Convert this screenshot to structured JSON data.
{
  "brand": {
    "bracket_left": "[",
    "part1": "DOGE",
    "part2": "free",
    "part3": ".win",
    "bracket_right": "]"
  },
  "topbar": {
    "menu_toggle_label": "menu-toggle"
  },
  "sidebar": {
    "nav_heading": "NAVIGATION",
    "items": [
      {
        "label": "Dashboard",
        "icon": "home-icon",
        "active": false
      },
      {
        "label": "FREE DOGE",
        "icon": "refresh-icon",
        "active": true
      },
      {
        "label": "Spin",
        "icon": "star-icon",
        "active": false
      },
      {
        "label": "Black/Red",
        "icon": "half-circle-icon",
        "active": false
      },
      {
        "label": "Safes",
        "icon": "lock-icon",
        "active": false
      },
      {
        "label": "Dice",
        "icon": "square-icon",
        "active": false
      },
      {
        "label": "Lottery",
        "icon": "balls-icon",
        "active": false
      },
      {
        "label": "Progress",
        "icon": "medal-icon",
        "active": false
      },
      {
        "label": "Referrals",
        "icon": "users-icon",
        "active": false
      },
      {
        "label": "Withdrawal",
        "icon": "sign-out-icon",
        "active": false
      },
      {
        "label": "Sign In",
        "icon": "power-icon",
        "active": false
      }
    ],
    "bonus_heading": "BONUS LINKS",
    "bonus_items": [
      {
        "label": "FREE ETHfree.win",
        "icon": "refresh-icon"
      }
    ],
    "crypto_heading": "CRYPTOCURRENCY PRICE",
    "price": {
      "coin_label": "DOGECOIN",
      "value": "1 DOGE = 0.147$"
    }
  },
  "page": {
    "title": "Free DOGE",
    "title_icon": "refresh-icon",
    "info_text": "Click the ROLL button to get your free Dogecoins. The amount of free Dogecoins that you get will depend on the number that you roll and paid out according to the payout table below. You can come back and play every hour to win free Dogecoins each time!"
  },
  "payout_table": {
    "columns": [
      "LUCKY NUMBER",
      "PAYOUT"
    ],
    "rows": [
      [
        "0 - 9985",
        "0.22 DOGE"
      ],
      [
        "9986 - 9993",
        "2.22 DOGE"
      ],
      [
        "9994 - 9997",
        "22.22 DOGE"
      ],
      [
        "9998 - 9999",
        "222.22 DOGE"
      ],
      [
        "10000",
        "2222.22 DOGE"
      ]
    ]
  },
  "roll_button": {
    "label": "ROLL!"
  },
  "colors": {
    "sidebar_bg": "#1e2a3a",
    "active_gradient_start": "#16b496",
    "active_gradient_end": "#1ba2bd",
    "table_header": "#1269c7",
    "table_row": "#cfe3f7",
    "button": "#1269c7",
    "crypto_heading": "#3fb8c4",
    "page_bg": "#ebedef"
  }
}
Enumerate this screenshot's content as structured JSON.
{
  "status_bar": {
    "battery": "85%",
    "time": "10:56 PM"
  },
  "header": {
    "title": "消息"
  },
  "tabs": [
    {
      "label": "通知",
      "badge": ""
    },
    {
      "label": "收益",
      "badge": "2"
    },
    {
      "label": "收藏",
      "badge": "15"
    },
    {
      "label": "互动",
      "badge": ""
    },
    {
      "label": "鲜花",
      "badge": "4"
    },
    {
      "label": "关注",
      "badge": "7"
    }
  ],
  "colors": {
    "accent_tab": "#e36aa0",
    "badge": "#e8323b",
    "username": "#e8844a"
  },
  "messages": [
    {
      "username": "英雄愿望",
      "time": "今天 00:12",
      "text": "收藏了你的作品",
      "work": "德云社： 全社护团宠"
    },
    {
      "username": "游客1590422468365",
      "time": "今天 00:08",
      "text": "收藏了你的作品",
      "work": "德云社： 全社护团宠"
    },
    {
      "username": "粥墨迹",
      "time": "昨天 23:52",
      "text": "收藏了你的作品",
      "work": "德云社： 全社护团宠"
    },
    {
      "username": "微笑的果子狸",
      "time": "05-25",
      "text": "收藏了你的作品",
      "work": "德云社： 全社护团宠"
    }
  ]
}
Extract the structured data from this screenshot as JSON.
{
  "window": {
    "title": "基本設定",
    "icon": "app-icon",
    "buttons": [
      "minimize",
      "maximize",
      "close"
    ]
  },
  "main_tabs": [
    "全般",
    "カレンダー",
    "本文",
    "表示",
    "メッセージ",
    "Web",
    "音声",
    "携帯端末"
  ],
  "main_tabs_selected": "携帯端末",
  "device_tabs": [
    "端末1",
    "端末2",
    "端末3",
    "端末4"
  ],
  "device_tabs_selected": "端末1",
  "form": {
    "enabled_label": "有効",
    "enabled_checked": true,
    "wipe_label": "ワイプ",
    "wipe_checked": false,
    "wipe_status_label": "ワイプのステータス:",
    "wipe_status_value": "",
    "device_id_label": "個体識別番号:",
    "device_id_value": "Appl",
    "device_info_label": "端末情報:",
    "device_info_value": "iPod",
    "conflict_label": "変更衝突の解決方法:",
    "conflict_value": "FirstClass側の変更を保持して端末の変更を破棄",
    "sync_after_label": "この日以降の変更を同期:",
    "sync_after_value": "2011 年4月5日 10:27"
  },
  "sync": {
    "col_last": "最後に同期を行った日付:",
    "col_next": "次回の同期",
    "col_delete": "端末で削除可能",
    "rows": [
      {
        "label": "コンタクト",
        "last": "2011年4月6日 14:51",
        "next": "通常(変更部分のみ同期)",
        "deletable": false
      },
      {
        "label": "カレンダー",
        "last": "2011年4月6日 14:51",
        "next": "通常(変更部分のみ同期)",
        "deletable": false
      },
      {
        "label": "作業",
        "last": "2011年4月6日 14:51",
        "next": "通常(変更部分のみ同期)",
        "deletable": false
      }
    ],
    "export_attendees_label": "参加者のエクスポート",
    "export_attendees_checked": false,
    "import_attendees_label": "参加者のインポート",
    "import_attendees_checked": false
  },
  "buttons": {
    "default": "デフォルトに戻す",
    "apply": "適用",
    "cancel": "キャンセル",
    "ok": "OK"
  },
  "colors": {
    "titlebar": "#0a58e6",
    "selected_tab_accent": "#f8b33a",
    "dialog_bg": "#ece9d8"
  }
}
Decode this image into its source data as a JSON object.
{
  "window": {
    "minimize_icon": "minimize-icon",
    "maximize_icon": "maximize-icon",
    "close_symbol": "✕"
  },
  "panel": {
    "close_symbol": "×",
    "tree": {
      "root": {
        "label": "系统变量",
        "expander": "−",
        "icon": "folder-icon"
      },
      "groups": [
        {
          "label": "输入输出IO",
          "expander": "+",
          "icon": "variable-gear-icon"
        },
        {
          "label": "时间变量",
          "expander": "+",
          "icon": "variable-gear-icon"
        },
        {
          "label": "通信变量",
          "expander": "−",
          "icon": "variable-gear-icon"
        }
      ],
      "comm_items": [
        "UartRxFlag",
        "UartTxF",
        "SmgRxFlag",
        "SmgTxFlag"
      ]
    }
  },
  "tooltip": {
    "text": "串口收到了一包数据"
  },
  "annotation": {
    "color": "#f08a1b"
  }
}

● **TASK GOAL**:
Copy all the records above exactly, missing none.

● **COMPLETE ANSWER**:
Convert this screenshot to structured JSON data.
{
  "brand": {
    "bracket_left": "[",
    "part1": "DOGE",
    "part2": "free",
    "part3": ".win",
    "bracket_right": "]"
  },
  "topbar": {
    "menu_toggle_label": "menu-toggle"
  },
  "sidebar": {
    "nav_heading": "NAVIGATION",
    "items": [
      {
        "label": "Dashboard",
        "icon": "home-icon",
        "active": false
      },
      {
        "label": "FREE DOGE",
        "icon": "refresh-icon",
        "active": true
      },
      {
        "label": "Spin",
        "icon": "star-icon",
        "active": false
      },
      {
        "label": "Black/Red",
        "icon": "half-circle-icon",
        "active": false
      },
      {
        "label": "Safes",
        "icon": "lock-icon",
        "active": false
      },
      {
        "label": "Dice",
        "icon": "square-icon",
        "active": false
      },
      {
        "label": "Lottery",
        "icon": "balls-icon",
        "active": false
      },
      {
        "label": "Progress",
        "icon": "medal-icon",
        "active": false
      },
      {
        "label": "Referrals",
        "icon": "users-icon",
        "active": false
      },
      {
        "label": "Withdrawal",
        "icon": "sign-out-icon",
        "active": false
      },
      {
        "label": "Sign In",
        "icon": "power-icon",
        "active": false
      }
    ],
    "bonus_heading": "BONUS LINKS",
    "bonus_items": [
      {
        "label": "FREE ETHfree.win",
        "icon": "refresh-icon"
      }
    ],
    "crypto_heading": "CRYPTOCURRENCY PRICE",
    "price": {
      "coin_label": "DOGECOIN",
      "value": "1 DOGE = 0.147$"
    }
  },
  "page": {
    "title": "Free DOGE",
    "title_icon": "refresh-icon",
    "info_text": "Click the ROLL button to get your free Dogecoins. The amount of free Dogecoins that you get will depend on the number that you roll and paid out according to the payout table below. You can come back and play every hour to win free Dogecoins each time!"
  },
  "payout_table": {
    "columns": [
      "LUCKY NUMBER",
      "PAYOUT"
    ],
    "rows": [
      [
        "0 - 9985",
        "0.22 DOGE"
      ],
      [
        "9986 - 9993",
        "2.22 DOGE"
      ],
      [
        "9994 - 9997",
        "22.22 DOGE"
      ],
      [
        "9998 - 9999",
        "222.22 DOGE"
      ],
      [
        "10000",
        "2222.22 DOGE"
      ]
    ]
  },
  "roll_button": {
    "label": "ROLL!"
  },
  "colors": {
    "sidebar_bg": "#1e2a3a",
    "active_gradient_start": "#16b496",
    "active_gradient_end": "#1ba2bd",
    "table_header": "#1269c7",
    "table_row": "#cfe3f7",
    "button": "#1269c7",
    "crypto_heading": "#3fb8c4",
    "page_bg": "#ebedef"
  }
}
Enumerate this screenshot's content as structured JSON.
{
  "status_bar": {
    "battery": "85%",
    "time": "10:56 PM"
  },
  "header": {
    "title": "消息"
  },
  "tabs": [
    {
      "label": "通知",
      "badge": ""
    },
    {
      "label": "收益",
      "badge": "2"
    },
    {
      "label": "收藏",
      "badge": "15"
    },
    {
      "label": "互动",
      "badge": ""
    },
    {
      "label": "鲜花",
      "badge": "4"
    },
    {
      "label": "关注",
      "badge": "7"
    }
  ],
  "colors": {
    "accent_tab": "#e36aa0",
    "badge": "#e8323b",
    "username": "#e8844a"
  },
  "messages": [
    {
      "username": "英雄愿望",
      "time": "今天 00:12",
      "text": "收藏了你的作品",
      "work": "德云社： 全社护团宠"
    },
    {
      "username": "游客1590422468365",
      "time": "今天 00:08",
      "text": "收藏了你的作品",
      "work": "德云社： 全社护团宠"
    },
    {
      "username": "粥墨迹",
      "time": "昨天 23:52",
      "text": "收藏了你的作品",
      "work": "德云社： 全社护团宠"
    },
    {
      "username": "微笑的果子狸",
      "time": "05-25",
      "text": "收藏了你的作品",
      "work": "德云社： 全社护团宠"
    }
  ]
}
Extract the structured data from this screenshot as JSON.
{
  "window": {
    "title": "基本設定",
    "icon": "app-icon",
    "buttons": [
      "minimize",
      "maximize",
      "close"
    ]
  },
  "main_tabs": [
    "全般",
    "カレンダー",
    "本文",
    "表示",
    "メッセージ",
    "Web",
    "音声",
    "携帯端末"
  ],
  "main_tabs_selected": "携帯端末",
  "device_tabs": [
    "端末1",
    "端末2",
    "端末3",
    "端末4"
  ],
  "device_tabs_selected": "端末1",
  "form": {
    "enabled_label": "有効",
    "enabled_checked": true,
    "wipe_label": "ワイプ",
    "wipe_checked": false,
    "wipe_status_label": "ワイプのステータス:",
    "wipe_status_value": "",
    "device_id_label": "個体識別番号:",
    "device_id_value": "Appl",
    "device_info_label": "端末情報:",
    "device_info_value": "iPod",
    "conflict_label": "変更衝突の解決方法:",
    "conflict_value": "FirstClass側の変更を保持して端末の変更を破棄",
    "sync_after_label": "この日以降の変更を同期:",
    "sync_after_value": "2011 年4月5日 10:27"
  },
  "sync": {
    "col_last": "最後に同期を行った日付:",
    "col_next": "次回の同期",
    "col_delete": "端末で削除可能",
    "rows": [
      {
        "label": "コンタクト",
        "last": "2011年4月6日 14:51",
        "next": "通常(変更部分のみ同期)",
        "deletable": false
      },
      {
        "label": "カレンダー",
        "last": "2011年4月6日 14:51",
        "next": "通常(変更部分のみ同期)",
        "deletable": false
      },
      {
        "label": "作業",
        "last": "2011年4月6日 14:51",
        "next": "通常(変更部分のみ同期)",
        "deletable": false
      }
    ],
    "export_attendees_label": "参加者のエクスポート",
    "export_attendees_checked": false,
    "import_attendees_label": "参加者のインポート",
    "import_attendees_checked": false
  },
  "buttons": {
    "default": "デフォルトに戻す",
    "apply": "適用",
    "cancel": "キャンセル",
    "ok": "OK"
  },
  "colors": {
    "titlebar": "#0a58e6",
    "selected_tab_accent": "#f8b33a",
    "dialog_bg": "#ece9d8"
  }
}
Decode this image into its source data as a JSON object.
{
  "window": {
    "minimize_icon": "minimize-icon",
    "maximize_icon": "maximize-icon",
    "close_symbol": "✕"
  },
  "panel": {
    "close_symbol": "×",
    "tree": {
      "root": {
        "label": "系统变量",
        "expander": "−",
        "icon": "folder-icon"
      },
      "groups": [
        {
          "label": "输入输出IO",
          "expander": "+",
          "icon": "variable-gear-icon"
        },
        {
          "label": "时间变量",
          "expander": "+",
          "icon": "variable-gear-icon"
        },
        {
          "label": "通信变量",
          "expander": "−",
          "icon": "variable-gear-icon"
        }
      ],
      "comm_items": [
        "UartRxFlag",
        "UartTxF",
        "SmgRxFlag",
        "SmgTxFlag"
      ]
    }
  },
  "tooltip": {
    "text": "串口收到了一包数据"
  },
  "annotation": {
    "color": "#f08a1b"
  }
}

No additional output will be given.